## START

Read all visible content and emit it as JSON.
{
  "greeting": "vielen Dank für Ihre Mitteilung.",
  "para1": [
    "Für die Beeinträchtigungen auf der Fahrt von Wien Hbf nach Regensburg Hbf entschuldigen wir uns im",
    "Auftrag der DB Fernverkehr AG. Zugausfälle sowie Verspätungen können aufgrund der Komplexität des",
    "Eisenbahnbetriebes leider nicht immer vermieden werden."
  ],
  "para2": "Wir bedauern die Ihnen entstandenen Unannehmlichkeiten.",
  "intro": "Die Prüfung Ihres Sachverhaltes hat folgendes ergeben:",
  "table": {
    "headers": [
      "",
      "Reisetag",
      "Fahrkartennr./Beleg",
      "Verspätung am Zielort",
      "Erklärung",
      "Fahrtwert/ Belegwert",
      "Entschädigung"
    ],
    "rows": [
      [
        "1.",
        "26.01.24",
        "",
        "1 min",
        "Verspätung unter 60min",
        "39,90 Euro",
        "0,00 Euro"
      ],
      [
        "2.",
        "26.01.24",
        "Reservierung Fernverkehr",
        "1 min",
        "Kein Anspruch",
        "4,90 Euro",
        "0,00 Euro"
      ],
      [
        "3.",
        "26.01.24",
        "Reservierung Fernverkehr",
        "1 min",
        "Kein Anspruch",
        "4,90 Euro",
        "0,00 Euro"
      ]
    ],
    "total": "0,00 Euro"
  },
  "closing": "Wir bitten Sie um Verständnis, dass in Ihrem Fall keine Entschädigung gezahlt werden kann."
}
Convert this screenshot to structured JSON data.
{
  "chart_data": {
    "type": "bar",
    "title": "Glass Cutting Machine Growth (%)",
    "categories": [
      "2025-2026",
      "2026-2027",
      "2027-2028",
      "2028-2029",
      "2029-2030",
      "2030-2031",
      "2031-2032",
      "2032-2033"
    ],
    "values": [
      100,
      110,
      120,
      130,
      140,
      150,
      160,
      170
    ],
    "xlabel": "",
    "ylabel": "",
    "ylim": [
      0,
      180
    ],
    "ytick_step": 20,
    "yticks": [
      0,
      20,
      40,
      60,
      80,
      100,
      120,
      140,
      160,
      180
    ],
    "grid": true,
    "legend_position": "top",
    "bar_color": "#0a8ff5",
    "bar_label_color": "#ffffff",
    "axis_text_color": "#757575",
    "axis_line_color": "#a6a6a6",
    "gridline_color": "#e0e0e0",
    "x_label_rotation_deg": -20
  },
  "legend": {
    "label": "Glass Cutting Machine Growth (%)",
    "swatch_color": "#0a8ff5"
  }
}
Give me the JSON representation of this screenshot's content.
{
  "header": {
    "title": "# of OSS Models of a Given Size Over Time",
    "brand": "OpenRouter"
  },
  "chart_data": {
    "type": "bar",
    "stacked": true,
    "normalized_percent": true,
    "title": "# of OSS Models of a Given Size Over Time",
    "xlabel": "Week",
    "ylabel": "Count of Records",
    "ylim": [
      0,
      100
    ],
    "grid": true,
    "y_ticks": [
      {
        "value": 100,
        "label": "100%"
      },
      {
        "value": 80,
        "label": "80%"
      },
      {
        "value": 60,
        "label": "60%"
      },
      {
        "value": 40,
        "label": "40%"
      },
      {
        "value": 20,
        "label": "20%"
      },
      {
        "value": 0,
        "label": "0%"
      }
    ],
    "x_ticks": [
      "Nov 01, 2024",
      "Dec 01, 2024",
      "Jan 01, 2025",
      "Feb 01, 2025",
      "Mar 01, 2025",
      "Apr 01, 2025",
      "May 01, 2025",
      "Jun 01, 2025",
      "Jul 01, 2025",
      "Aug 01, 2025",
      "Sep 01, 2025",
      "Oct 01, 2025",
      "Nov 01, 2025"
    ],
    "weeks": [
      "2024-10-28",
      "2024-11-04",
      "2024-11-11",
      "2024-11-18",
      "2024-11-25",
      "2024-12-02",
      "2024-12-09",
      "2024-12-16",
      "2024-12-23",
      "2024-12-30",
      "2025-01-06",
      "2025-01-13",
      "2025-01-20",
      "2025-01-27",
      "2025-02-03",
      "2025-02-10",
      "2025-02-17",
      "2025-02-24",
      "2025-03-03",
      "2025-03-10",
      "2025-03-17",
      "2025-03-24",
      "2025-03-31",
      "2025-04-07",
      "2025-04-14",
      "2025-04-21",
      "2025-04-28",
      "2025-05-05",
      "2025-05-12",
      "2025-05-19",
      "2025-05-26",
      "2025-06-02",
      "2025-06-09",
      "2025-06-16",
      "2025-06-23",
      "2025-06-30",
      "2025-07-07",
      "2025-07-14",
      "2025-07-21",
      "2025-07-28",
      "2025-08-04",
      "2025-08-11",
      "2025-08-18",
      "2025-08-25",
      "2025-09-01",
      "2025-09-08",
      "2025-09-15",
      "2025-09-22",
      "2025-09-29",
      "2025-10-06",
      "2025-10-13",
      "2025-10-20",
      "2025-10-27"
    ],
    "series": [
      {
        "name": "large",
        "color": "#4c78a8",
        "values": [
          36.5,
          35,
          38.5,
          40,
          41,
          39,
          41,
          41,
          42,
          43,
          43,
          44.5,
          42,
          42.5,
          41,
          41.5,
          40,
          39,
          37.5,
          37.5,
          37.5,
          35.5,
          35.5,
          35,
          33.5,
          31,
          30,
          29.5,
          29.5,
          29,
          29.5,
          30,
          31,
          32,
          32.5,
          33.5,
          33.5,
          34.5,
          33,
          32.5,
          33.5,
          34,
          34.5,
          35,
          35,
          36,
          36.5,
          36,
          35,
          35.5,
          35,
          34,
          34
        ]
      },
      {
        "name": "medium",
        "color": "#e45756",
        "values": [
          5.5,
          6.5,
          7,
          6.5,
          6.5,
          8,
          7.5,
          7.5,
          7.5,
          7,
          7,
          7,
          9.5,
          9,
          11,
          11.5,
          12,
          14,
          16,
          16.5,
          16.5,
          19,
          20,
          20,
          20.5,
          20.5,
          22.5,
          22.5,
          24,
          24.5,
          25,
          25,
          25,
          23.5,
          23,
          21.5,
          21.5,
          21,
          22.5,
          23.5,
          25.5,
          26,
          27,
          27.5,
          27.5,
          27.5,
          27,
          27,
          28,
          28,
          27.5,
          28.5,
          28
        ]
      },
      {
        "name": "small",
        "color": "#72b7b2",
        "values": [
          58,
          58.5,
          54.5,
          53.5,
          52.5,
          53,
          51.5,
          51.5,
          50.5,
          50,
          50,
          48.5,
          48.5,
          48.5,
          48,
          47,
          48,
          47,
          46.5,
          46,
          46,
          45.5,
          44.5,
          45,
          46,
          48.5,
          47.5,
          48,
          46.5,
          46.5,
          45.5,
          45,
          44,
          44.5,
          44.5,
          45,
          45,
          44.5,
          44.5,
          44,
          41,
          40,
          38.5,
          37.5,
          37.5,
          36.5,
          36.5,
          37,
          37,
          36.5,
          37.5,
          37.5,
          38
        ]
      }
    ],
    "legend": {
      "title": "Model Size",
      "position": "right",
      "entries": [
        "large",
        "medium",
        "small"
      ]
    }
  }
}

## END

## The exercise
Output each record exactly, leaving nothing out.

## Answer to this problem
Read all visible content and emit it as JSON.
{
  "greeting": "vielen Dank für Ihre Mitteilung.",
  "para1": [
    "Für die Beeinträchtigungen auf der Fahrt von Wien Hbf nach Regensburg Hbf entschuldigen wir uns im",
    "Auftrag der DB Fernverkehr AG. Zugausfälle sowie Verspätungen können aufgrund der Komplexität des",
    "Eisenbahnbetriebes leider nicht immer vermieden werden."
  ],
  "para2": "Wir bedauern die Ihnen entstandenen Unannehmlichkeiten.",
  "intro": "Die Prüfung Ihres Sachverhaltes hat folgendes ergeben:",
  "table": {
    "headers": [
      "",
      "Reisetag",
      "Fahrkartennr./Beleg",
      "Verspätung am Zielort",
      "Erklärung",
      "Fahrtwert/ Belegwert",
      "Entschädigung"
    ],
    "rows": [
      [
        "1.",
        "26.01.24",
        "",
        "1 min",
        "Verspätung unter 60min",
        "39,90 Euro",
        "0,00 Euro"
      ],
      [
        "2.",
        "26.01.24",
        "Reservierung Fernverkehr",
        "1 min",
        "Kein Anspruch",
        "4,90 Euro",
        "0,00 Euro"
      ],
      [
        "3.",
        "26.01.24",
        "Reservierung Fernverkehr",
        "1 min",
        "Kein Anspruch",
        "4,90 Euro",
        "0,00 Euro"
      ]
    ],
    "total": "0,00 Euro"
  },
  "closing": "Wir bitten Sie um Verständnis, dass in Ihrem Fall keine Entschädigung gezahlt werden kann."
}
Convert this screenshot to structured JSON data.
{
  "chart_data": {
    "type": "bar",
    "title": "Glass Cutting Machine Growth (%)",
    "categories": [
      "2025-2026",
      "2026-2027",
      "2027-2028",
      "2028-2029",
      "2029-2030",
      "2030-2031",
      "2031-2032",
      "2032-2033"
    ],
    "values": [
      100,
      110,
      120,
      130,
      140,
      150,
      160,
      170
    ],
    "xlabel": "",
    "ylabel": "",
    "ylim": [
      0,
      180
    ],
    "ytick_step": 20,
    "yticks": [
      0,
      20,
      40,
      60,
      80,
      100,
      120,
      140,
      160,
      180
    ],
    "grid": true,
    "legend_position": "top",
    "bar_color": "#0a8ff5",
    "bar_label_color": "#ffffff",
    "axis_text_color": "#757575",
    "axis_line_color": "#a6a6a6",
    "gridline_color": "#e0e0e0",
    "x_label_rotation_deg": -20
  },
  "legend": {
    "label": "Glass Cutting Machine Growth (%)",
    "swatch_color": "#0a8ff5"
  }
}
Give me the JSON representation of this screenshot's content.
{
  "header": {
    "title": "# of OSS Models of a Given Size Over Time",
    "brand": "OpenRouter"
  },
  "chart_data": {
    "type": "bar",
    "stacked": true,
    "normalized_percent": true,
    "title": "# of OSS Models of a Given Size Over Time",
    "xlabel": "Week",
    "ylabel": "Count of Records",
    "ylim": [
      0,
      100
    ],
    "grid": true,
    "y_ticks": [
      {
        "value": 100,
        "label": "100%"
      },
      {
        "value": 80,
        "label": "80%"
      },
      {
        "value": 60,
        "label": "60%"
      },
      {
        "value": 40,
        "label": "40%"
      },
      {
        "value": 20,
        "label": "20%"
      },
      {
        "value": 0,
        "label": "0%"
      }
    ],
    "x_ticks": [
      "Nov 01, 2024",
      "Dec 01, 2024",
      "Jan 01, 2025",
      "Feb 01, 2025",
      "Mar 01, 2025",
      "Apr 01, 2025",
      "May 01, 2025",
      "Jun 01, 2025",
      "Jul 01, 2025",
      "Aug 01, 2025",
      "Sep 01, 2025",
      "Oct 01, 2025",
      "Nov 01, 2025"
    ],
    "weeks": [
      "2024-10-28",
      "2024-11-04",
      "2024-11-11",
      "2024-11-18",
      "2024-11-25",
      "2024-12-02",
      "2024-12-09",
      "2024-12-16",
      "2024-12-23",
      "2024-12-30",
      "2025-01-06",
      "2025-01-13",
      "2025-01-20",
      "2025-01-27",
      "2025-02-03",
      "2025-02-10",
      "2025-02-17",
      "2025-02-24",
      "2025-03-03",
      "2025-03-10",
      "2025-03-17",
      "2025-03-24",
      "2025-03-31",
      "2025-04-07",
      "2025-04-14",
      "2025-04-21",
      "2025-04-28",
      "2025-05-05",
      "2025-05-12",
      "2025-05-19",
      "2025-05-26",
      "2025-06-02",
      "2025-06-09",
      "2025-06-16",
      "2025-06-23",
      "2025-06-30",
      "2025-07-07",
      "2025-07-14",
      "2025-07-21",
      "2025-07-28",
      "2025-08-04",
      "2025-08-11",
      "2025-08-18",
      "2025-08-25",
      "2025-09-01",
      "2025-09-08",
      "2025-09-15",
      "2025-09-22",
      "2025-09-29",
      "2025-10-06",
      "2025-10-13",
      "2025-10-20",
      "2025-10-27"
    ],
    "series": [
      {
        "name": "large",
        "color": "#4c78a8",
        "values": [
          36.5,
          35,
          38.5,
          40,
          41,
          39,
          41,
          41,
          42,
          43,
          43,
          44.5,
          42,
          42.5,
          41,
          41.5,
          40,
          39,
          37.5,
          37.5,
          37.5,
          35.5,
          35.5,
          35,
          33.5,
          31,
          30,
          29.5,
          29.5,
          29,
          29.5,
          30,
          31,
          32,
          32.5,
          33.5,
          33.5,
          34.5,
          33,
          32.5,
          33.5,
          34,
          34.5,
          35,
          35,
          36,
          36.5,
          36,
          35,
          35.5,
          35,
          34,
          34
        ]
      },
      {
        "name": "medium",
        "color": "#e45756",
        "values": [
          5.5,
          6.5,
          7,
          6.5,
          6.5,
          8,
          7.5,
          7.5,
          7.5,
          7,
          7,
          7,
          9.5,
          9,
          11,
          11.5,
          12,
          14,
          16,
          16.5,
          16.5,
          19,
          20,
          20,
          20.5,
          20.5,
          22.5,
          22.5,
          24,
          24.5,
          25,
          25,
          25,
          23.5,
          23,
          21.5,
          21.5,
          21,
          22.5,
          23.5,
          25.5,
          26,
          27,
          27.5,
          27.5,
          27.5,
          27,
          27,
          28,
          28,
          27.5,
          28.5,
          28
        ]
      },
      {
        "name": "small",
        "color": "#72b7b2",
        "values": [
          58,
          58.5,
          54.5,
          53.5,
          52.5,
          53,
          51.5,
          51.5,
          50.5,
          50,
          50,
          48.5,
          48.5,
          48.5,
          48,
          47,
          48,
          47,
          46.5,
          46,
          46,
          45.5,
          44.5,
          45,
          46,
          48.5,
          47.5,
          48,
          46.5,
          46.5,
          45.5,
          45,
          44,
          44.5,
          44.5,
          45,
          45,
          44.5,
          44.5,
          44,
          41,
          40,
          38.5,
          37.5,
          37.5,
          36.5,
          36.5,
          37,
          37,
          36.5,
          37.5,
          37.5,
          38
        ]
      }
    ],
    "legend": {
      "title": "Model Size",
      "position": "right",
      "entries": [
        "large",
        "medium",
        "small"
      ]
    }
  }
}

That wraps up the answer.